■ **WORK INSTRUCTIONS**
Narrow the data below down to the lines containing "details".
┄┄┄┄┄┄┄┄┄┄
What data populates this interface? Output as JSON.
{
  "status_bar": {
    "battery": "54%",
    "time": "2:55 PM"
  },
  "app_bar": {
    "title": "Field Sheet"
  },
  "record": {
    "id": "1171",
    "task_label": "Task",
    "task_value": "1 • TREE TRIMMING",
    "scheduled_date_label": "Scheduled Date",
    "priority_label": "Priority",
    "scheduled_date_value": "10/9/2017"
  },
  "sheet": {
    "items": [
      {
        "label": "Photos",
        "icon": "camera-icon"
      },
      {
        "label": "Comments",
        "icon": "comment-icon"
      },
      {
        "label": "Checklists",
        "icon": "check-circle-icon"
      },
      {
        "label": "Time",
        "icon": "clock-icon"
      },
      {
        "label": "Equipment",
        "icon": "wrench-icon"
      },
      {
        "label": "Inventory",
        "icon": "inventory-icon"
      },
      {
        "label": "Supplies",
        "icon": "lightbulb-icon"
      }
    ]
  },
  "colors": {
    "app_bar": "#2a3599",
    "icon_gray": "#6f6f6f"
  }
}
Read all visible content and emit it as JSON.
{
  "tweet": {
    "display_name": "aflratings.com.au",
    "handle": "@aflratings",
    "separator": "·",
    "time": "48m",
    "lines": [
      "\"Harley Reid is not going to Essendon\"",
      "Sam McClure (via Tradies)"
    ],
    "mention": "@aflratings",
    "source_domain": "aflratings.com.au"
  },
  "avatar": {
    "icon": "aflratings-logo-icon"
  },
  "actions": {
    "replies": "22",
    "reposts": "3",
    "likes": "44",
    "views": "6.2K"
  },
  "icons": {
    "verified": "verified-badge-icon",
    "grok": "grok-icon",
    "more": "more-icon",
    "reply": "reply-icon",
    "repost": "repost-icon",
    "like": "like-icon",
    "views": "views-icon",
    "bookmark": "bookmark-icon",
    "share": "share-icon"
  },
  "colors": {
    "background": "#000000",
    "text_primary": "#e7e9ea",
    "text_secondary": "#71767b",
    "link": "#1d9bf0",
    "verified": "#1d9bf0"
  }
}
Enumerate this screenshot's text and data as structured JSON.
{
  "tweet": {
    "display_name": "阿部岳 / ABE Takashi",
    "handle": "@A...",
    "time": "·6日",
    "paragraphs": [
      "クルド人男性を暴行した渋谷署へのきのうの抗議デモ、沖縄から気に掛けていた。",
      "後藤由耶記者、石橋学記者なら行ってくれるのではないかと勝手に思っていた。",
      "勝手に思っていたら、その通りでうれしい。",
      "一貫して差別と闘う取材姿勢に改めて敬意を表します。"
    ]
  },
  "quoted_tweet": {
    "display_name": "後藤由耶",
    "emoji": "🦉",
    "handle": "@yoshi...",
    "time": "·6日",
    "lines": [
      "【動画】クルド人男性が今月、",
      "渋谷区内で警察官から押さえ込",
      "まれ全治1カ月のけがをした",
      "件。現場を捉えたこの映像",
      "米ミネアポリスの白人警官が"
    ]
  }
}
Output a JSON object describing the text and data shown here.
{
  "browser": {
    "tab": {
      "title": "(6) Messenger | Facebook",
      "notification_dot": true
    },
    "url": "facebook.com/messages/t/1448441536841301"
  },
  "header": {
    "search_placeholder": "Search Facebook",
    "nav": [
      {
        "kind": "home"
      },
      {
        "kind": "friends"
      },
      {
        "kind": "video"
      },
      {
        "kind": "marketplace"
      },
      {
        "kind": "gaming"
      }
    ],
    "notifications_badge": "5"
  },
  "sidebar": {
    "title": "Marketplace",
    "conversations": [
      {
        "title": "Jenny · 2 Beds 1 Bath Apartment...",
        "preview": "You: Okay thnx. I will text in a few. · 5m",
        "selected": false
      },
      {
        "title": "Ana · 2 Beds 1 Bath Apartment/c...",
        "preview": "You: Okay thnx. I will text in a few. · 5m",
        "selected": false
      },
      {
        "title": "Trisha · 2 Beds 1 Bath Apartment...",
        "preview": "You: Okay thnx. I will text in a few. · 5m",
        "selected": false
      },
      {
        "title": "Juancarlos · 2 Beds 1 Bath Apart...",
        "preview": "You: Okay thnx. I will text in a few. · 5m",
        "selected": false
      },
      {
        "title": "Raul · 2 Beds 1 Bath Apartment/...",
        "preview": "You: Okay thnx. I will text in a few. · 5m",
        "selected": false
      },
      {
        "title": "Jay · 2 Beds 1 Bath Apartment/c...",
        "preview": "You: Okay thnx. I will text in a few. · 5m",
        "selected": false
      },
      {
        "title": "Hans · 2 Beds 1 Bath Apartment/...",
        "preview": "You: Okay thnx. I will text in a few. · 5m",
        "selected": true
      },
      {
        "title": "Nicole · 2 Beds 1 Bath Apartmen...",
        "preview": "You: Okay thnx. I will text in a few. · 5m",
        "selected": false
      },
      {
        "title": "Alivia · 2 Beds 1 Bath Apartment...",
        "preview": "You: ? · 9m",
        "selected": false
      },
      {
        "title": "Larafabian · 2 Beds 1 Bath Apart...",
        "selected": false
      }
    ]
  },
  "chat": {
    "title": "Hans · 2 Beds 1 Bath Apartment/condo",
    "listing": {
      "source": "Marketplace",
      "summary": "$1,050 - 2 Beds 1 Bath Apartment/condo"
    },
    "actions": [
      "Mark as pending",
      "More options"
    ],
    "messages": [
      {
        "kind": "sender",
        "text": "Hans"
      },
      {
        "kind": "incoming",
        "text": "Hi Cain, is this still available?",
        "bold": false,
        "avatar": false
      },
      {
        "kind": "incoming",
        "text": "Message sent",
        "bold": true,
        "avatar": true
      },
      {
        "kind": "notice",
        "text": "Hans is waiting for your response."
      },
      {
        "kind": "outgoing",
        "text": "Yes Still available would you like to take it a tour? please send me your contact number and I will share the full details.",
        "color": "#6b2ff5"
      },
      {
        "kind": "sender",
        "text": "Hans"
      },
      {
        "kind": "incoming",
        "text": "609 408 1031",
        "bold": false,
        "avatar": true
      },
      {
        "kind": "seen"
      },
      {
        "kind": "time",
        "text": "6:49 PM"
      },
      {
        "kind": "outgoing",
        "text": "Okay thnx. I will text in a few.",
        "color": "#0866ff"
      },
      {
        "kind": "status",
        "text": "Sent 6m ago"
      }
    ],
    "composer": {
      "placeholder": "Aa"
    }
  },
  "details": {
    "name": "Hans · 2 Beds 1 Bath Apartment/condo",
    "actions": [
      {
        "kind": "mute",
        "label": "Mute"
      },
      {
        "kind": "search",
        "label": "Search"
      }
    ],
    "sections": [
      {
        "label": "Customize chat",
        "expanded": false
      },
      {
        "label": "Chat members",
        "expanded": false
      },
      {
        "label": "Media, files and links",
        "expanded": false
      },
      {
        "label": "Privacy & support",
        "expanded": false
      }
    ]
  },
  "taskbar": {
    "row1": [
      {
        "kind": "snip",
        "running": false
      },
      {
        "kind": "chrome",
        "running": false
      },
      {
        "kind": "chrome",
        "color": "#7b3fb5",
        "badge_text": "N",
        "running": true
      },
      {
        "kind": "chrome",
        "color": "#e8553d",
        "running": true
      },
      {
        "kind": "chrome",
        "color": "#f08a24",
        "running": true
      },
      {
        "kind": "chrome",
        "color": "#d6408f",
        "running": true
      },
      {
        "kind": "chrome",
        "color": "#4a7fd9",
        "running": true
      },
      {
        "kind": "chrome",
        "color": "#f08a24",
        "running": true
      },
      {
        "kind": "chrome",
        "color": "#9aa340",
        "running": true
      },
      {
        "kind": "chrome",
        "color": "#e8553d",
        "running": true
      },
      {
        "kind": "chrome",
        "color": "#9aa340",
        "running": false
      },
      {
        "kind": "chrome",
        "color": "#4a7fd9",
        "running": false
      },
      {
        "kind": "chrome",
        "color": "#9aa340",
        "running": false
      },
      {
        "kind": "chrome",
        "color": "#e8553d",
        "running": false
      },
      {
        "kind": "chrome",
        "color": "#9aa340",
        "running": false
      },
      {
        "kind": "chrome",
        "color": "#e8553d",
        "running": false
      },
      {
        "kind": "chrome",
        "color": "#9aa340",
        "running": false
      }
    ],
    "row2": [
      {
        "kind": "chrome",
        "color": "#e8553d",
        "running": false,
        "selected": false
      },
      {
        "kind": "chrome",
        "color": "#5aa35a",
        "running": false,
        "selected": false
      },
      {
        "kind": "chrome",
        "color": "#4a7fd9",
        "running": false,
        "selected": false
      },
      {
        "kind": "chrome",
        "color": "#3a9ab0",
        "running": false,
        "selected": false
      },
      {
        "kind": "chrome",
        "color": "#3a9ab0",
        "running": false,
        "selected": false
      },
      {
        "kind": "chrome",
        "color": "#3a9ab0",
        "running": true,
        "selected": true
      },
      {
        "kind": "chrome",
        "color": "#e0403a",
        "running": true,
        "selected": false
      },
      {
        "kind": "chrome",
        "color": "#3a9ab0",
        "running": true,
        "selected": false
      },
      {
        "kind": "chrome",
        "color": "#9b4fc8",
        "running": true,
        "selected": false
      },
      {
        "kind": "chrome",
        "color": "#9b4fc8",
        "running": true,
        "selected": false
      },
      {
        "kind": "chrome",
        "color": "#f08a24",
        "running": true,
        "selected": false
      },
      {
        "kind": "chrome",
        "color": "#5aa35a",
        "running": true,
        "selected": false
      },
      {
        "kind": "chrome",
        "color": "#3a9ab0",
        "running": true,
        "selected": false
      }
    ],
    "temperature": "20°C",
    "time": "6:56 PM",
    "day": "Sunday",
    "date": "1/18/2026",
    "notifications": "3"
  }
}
┄┄┄┄┄┄┄┄┄┄
■ **SOLUTION BELOW**
        "text": "Yes Still available would you like to take it a tour? please send me your contact number and I will share the full details.",
  "details": {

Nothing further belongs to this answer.